Identify and pull out each line of the entries in which "performance" occurs.

BEGIN

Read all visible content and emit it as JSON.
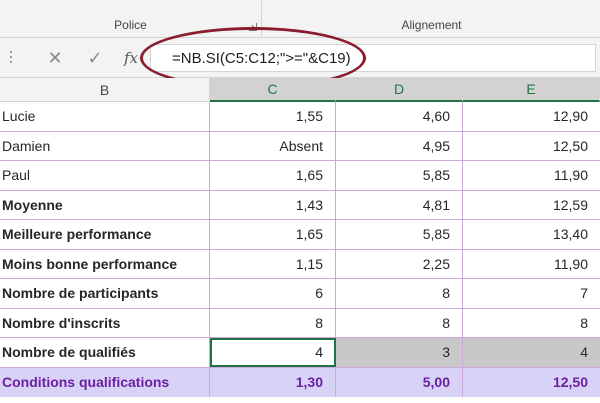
{
  "ribbon": {
    "groups": [
      {
        "label": "Police"
      },
      {
        "label": "Alignement"
      }
    ]
  },
  "formula_bar": {
    "cancel_icon": "✕",
    "enter_icon": "✓",
    "fx_label": "fx",
    "formula": "=NB.SI(C5:C12;\">=\"&C19)",
    "highlight_color": "#8b1e2e"
  },
  "columns": [
    "B",
    "C",
    "D",
    "E"
  ],
  "rows": [
    {
      "label": "Lucie",
      "c": "1,55",
      "d": "4,60",
      "e": "12,90",
      "style": "normal"
    },
    {
      "label": "Damien",
      "c": "Absent",
      "d": "4,95",
      "e": "12,50",
      "style": "normal"
    },
    {
      "label": "Paul",
      "c": "1,65",
      "d": "5,85",
      "e": "11,90",
      "style": "normal"
    },
    {
      "label": "Moyenne",
      "c": "1,43",
      "d": "4,81",
      "e": "12,59",
      "style": "bold"
    },
    {
      "label": "Meilleure performance",
      "c": "1,65",
      "d": "5,85",
      "e": "13,40",
      "style": "bold"
    },
    {
      "label": "Moins bonne performance",
      "c": "1,15",
      "d": "2,25",
      "e": "11,90",
      "style": "bold"
    },
    {
      "label": "Nombre de participants",
      "c": "6",
      "d": "8",
      "e": "7",
      "style": "bold"
    },
    {
      "label": "Nombre d'inscrits",
      "c": "8",
      "d": "8",
      "e": "8",
      "style": "bold"
    },
    {
      "label": "Nombre de qualifiés",
      "c": "4",
      "d": "3",
      "e": "4",
      "style": "qual"
    },
    {
      "label": "Conditions qualifications",
      "c": "1,30",
      "d": "5,00",
      "e": "12,50",
      "style": "cond"
    }
  ],
  "colors": {
    "excel_green": "#217346",
    "grid_line": "#c9a9dc",
    "conditions_bg": "#d9d2f7",
    "conditions_text": "#6b1fa1",
    "selected_fill": "#c8c8c8"
  }
}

END

# FINAL ANSWER
      "label": "Meilleure performance",
      "label": "Moins bonne performance",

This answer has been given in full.